> WHAT THE EXERCISE ASKS:
Only the number is needed: how many lines of the records include "nbsp"?

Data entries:
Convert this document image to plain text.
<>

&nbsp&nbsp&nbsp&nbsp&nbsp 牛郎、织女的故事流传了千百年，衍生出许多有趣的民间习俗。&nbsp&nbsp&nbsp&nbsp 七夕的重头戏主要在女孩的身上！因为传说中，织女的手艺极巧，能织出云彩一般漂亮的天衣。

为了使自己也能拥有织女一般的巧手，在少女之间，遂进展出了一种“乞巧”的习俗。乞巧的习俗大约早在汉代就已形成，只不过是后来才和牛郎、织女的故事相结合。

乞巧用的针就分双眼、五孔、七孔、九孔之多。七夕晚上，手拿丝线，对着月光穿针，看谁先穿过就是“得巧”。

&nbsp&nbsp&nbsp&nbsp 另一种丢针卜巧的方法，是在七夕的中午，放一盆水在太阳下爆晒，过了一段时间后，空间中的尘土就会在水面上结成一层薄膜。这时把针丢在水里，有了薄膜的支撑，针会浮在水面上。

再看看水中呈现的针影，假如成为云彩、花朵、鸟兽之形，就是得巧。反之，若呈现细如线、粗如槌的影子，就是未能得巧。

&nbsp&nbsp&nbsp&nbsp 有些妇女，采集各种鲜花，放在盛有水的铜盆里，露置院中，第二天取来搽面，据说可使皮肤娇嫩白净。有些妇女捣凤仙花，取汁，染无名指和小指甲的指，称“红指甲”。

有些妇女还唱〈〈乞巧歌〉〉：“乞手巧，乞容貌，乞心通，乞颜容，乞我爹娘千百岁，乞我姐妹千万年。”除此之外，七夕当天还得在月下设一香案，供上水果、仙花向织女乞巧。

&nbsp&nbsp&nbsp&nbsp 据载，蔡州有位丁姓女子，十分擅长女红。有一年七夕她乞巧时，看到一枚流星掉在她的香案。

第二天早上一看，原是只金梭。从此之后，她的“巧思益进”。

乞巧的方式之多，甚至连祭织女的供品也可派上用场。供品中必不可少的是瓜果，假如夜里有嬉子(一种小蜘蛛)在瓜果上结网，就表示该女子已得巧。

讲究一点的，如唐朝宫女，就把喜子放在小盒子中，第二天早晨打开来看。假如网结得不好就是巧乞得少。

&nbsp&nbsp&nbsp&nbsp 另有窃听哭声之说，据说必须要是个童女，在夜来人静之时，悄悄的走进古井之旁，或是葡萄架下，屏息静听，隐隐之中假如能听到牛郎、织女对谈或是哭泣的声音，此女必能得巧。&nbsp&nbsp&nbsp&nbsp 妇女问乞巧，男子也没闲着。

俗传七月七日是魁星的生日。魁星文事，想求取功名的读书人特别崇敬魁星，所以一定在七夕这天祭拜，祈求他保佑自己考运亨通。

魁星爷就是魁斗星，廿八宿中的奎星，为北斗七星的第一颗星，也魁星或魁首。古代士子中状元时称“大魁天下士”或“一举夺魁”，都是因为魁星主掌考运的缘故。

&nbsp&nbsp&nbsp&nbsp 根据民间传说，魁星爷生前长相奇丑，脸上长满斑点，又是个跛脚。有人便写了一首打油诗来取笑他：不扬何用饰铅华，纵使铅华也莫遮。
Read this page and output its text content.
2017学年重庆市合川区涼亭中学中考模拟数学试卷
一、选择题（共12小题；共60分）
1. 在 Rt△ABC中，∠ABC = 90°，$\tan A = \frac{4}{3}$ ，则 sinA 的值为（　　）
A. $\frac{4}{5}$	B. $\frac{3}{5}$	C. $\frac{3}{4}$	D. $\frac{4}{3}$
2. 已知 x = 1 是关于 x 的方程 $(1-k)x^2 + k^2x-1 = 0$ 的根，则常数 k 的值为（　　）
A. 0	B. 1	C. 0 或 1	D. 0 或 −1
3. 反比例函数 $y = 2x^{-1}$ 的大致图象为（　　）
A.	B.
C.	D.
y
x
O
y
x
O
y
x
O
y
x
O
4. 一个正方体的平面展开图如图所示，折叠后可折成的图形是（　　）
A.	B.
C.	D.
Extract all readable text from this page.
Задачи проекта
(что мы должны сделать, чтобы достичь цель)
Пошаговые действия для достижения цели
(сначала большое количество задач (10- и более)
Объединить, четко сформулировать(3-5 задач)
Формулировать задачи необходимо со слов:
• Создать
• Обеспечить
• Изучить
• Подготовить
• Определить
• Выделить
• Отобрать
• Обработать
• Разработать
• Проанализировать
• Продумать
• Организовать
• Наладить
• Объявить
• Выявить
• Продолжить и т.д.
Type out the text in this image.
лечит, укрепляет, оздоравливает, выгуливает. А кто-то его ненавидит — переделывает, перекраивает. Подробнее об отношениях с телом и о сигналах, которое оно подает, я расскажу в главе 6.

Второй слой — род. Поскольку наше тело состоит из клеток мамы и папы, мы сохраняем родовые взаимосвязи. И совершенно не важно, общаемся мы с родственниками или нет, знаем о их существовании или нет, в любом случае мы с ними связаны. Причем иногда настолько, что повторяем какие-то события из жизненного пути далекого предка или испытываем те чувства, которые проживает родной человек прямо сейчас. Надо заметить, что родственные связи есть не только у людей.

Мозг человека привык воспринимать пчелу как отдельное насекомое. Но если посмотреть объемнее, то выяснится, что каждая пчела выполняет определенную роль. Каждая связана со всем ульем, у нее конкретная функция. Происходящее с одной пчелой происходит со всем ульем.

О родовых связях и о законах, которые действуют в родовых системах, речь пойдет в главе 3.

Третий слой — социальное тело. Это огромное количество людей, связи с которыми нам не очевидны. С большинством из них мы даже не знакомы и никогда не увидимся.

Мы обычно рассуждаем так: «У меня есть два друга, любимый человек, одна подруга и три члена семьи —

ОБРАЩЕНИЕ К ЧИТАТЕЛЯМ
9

> FINAL RESULT:
6